▶ **TASK REQUIREMENTS**
Locate every line in the records below that holds the word "have" and return each one.

»»

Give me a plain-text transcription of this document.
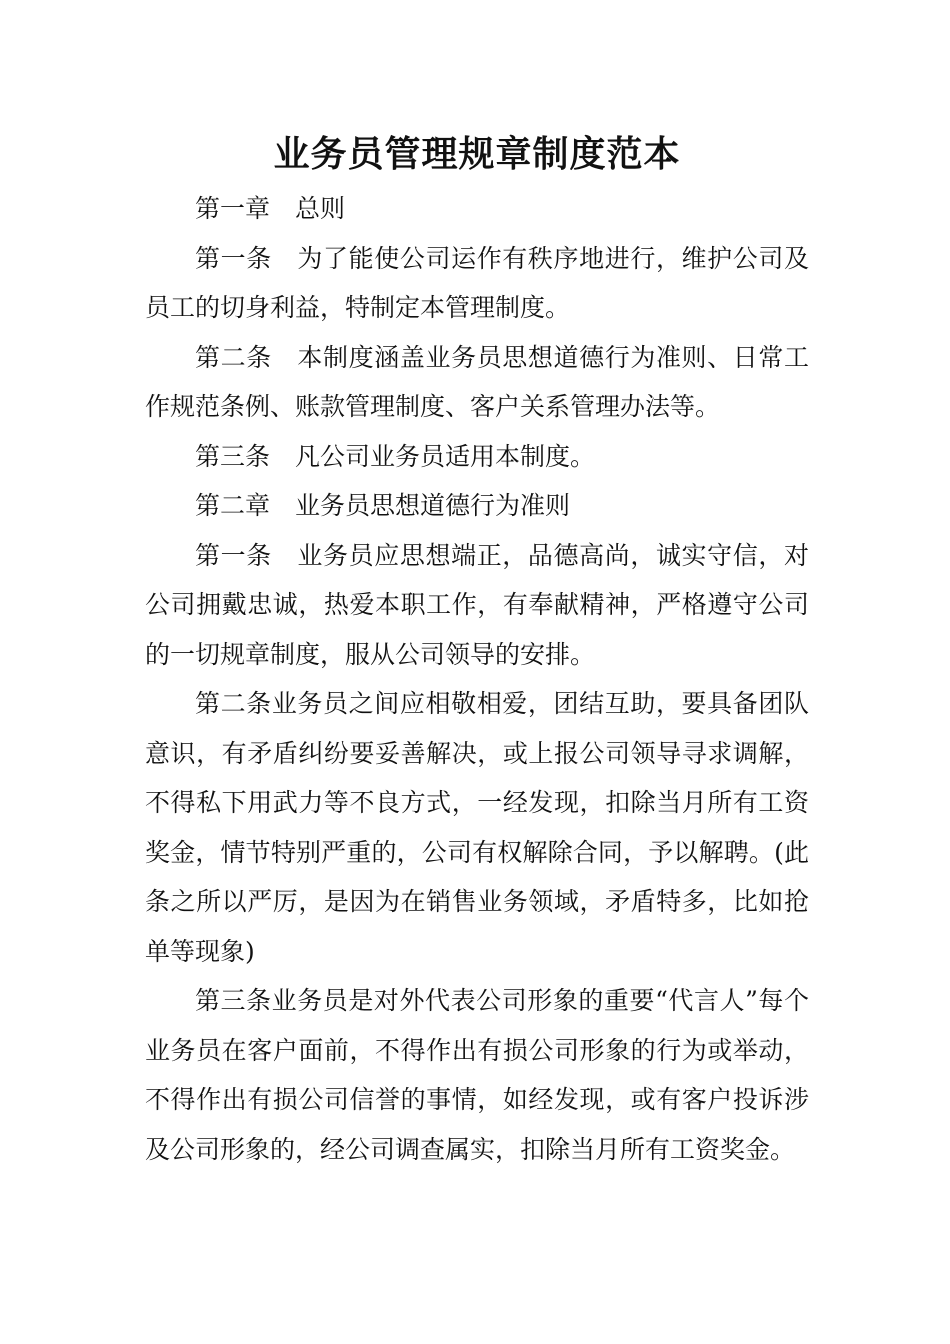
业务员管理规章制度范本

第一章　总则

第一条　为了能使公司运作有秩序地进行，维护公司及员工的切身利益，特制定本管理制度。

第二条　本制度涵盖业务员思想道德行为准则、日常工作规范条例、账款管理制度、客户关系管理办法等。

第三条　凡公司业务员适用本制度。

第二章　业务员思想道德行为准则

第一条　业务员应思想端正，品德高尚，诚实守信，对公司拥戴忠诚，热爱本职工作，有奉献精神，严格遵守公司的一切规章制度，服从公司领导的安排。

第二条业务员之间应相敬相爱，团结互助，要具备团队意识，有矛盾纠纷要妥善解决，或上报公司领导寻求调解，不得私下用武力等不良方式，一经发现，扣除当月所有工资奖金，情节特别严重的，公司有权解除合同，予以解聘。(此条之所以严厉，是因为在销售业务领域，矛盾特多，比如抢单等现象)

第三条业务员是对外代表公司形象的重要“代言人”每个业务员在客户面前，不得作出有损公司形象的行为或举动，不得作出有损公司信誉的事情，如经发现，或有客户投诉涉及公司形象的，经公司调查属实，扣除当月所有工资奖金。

««
»»

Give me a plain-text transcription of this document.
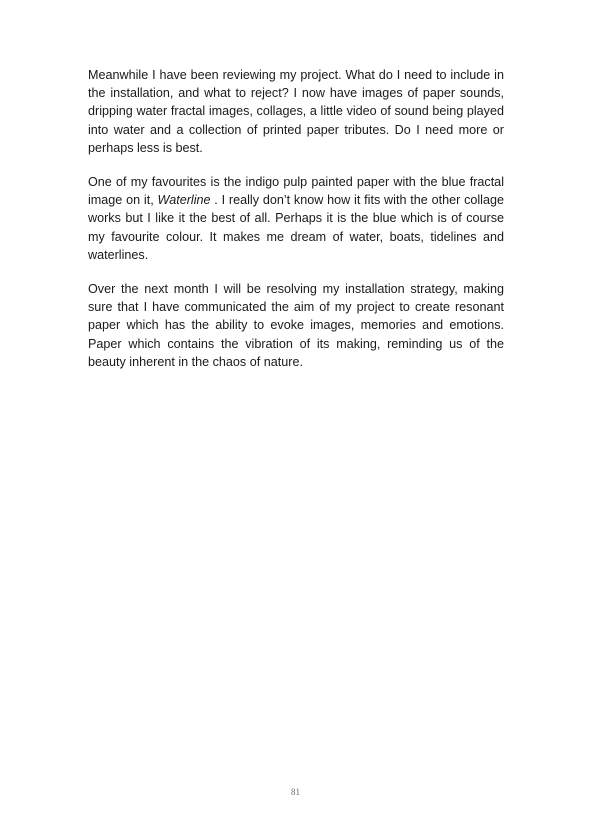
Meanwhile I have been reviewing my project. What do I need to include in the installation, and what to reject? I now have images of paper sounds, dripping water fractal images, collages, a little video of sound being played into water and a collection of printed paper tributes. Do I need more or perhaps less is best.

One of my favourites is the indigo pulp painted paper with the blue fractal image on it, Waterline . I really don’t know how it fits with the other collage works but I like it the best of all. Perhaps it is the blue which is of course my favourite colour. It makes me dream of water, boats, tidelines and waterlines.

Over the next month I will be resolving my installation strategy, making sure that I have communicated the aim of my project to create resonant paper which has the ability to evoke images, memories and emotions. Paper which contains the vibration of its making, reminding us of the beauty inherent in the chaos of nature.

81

««

▶ **RESPONSE TO THIS EXERCISE**
Meanwhile I have been reviewing my project. What do I need to include in the installation, and what to reject? I now have images of paper sounds, dripping water fractal images, collages, a little video of sound being played into water and a collection of printed paper tributes. Do I need more or perhaps less is best.
Over the next month I will be resolving my installation strategy, making sure that I have communicated the aim of my project to create resonant paper which has the ability to evoke images, memories and emotions. Paper which contains the vibration of its making, reminding us of the beauty inherent in the chaos of nature.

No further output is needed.